= What the task asks =
Count how many lines of the data below contain the string "lumière"; the reply should be that number alone.

= Material supplied =
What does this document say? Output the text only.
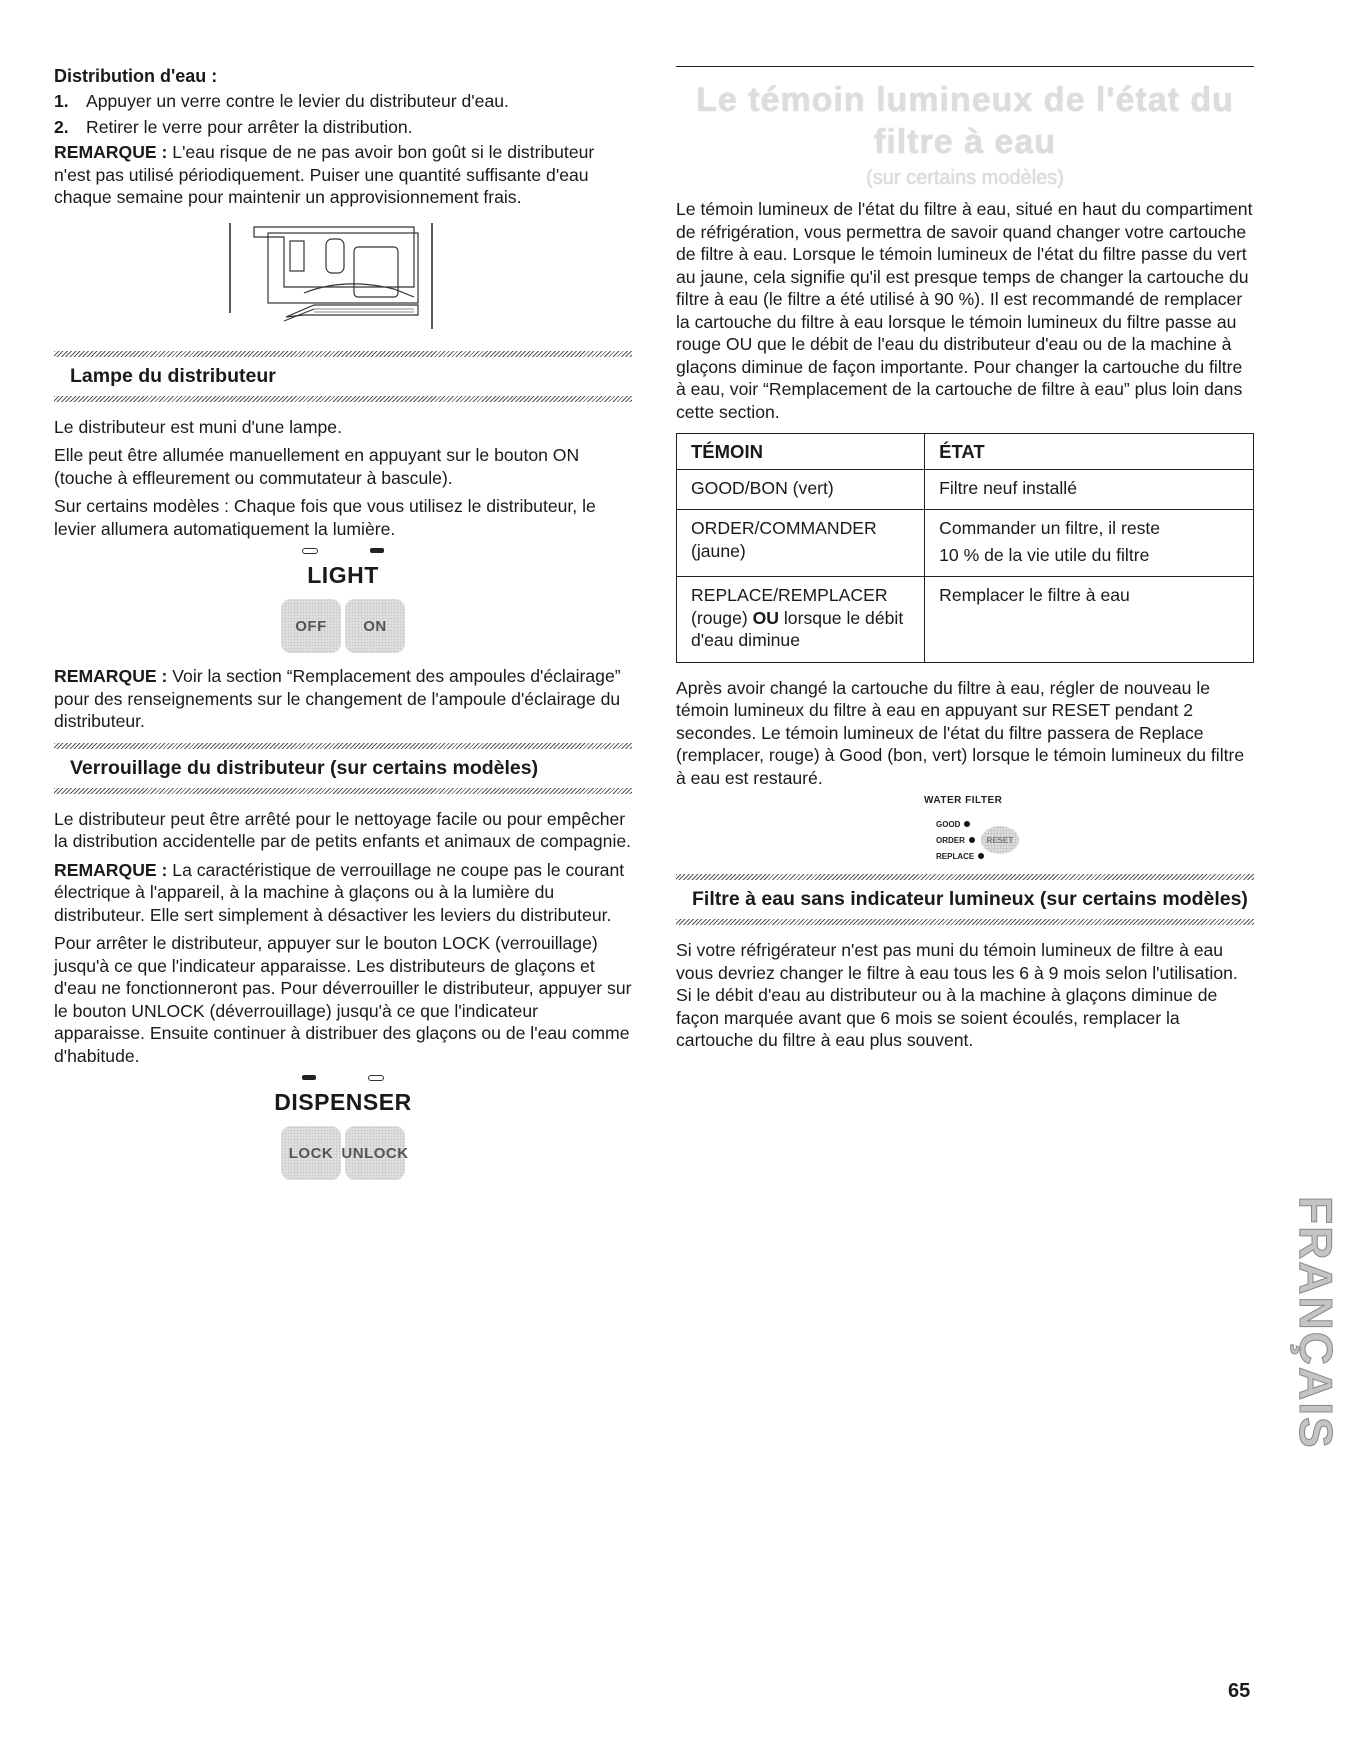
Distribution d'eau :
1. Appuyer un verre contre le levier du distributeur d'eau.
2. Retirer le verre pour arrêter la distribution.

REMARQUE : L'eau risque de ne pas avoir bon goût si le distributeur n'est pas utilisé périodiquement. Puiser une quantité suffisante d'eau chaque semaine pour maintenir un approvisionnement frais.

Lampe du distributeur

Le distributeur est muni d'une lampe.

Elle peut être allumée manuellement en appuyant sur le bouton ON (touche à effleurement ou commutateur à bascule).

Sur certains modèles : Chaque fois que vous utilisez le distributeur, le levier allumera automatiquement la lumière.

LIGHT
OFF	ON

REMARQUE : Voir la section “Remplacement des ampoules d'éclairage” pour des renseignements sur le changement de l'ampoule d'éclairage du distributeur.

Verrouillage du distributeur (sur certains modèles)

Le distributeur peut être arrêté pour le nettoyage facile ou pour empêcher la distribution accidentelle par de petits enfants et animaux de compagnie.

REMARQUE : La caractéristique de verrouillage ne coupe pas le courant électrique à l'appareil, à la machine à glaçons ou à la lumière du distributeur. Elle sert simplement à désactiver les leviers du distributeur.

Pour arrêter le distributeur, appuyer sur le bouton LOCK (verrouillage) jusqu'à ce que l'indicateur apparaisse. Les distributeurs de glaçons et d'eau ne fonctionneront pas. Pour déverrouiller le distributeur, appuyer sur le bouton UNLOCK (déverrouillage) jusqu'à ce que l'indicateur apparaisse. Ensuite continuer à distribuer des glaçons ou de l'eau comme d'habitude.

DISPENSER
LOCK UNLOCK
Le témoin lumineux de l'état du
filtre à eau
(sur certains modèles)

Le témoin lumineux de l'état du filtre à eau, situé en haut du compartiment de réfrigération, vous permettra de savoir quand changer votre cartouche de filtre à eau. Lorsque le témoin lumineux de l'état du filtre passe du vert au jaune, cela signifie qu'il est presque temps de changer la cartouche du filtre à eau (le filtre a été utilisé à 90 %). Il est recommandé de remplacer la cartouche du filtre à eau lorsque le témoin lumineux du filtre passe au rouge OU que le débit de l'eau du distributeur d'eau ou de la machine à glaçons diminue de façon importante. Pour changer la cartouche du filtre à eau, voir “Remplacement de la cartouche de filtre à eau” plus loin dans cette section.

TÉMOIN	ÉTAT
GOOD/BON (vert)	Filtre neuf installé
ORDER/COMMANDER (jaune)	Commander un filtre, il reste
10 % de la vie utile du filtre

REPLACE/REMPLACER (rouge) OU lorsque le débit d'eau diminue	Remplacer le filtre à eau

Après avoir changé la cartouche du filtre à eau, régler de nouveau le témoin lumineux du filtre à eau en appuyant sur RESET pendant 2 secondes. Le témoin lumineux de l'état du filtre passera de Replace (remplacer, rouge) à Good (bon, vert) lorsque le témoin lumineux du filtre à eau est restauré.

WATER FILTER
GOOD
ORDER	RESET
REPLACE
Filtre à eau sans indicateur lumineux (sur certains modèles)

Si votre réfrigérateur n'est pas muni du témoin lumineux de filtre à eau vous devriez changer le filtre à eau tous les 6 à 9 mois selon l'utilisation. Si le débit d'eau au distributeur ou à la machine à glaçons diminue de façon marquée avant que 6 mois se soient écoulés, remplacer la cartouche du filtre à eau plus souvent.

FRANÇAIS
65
--
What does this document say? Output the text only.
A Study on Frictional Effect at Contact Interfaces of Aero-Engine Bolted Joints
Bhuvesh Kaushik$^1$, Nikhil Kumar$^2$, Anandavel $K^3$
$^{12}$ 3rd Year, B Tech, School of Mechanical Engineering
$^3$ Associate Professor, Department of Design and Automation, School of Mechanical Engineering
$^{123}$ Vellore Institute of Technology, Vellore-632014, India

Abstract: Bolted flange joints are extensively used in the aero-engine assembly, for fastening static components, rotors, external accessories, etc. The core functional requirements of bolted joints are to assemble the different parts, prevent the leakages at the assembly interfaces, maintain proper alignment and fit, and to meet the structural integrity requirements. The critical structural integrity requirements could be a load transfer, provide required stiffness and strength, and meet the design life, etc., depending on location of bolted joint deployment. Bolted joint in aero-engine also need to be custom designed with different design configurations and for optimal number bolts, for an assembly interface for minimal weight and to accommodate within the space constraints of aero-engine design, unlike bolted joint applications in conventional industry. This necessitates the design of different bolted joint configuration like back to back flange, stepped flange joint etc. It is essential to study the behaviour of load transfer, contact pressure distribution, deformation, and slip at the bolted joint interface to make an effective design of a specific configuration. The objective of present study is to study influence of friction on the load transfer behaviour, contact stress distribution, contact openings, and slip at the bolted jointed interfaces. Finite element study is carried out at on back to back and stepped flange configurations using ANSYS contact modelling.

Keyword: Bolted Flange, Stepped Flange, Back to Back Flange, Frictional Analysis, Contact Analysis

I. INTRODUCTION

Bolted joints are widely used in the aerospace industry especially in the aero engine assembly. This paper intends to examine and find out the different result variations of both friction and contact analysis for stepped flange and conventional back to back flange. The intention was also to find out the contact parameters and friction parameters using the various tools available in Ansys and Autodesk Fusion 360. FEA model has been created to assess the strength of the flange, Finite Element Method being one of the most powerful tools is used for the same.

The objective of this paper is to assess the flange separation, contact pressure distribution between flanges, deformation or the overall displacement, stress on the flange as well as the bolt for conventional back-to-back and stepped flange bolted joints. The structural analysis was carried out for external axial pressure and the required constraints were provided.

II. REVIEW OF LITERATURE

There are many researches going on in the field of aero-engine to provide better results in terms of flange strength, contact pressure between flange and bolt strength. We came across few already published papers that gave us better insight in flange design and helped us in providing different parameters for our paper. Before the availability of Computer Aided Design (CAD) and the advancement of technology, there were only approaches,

= Response for this exercise =
2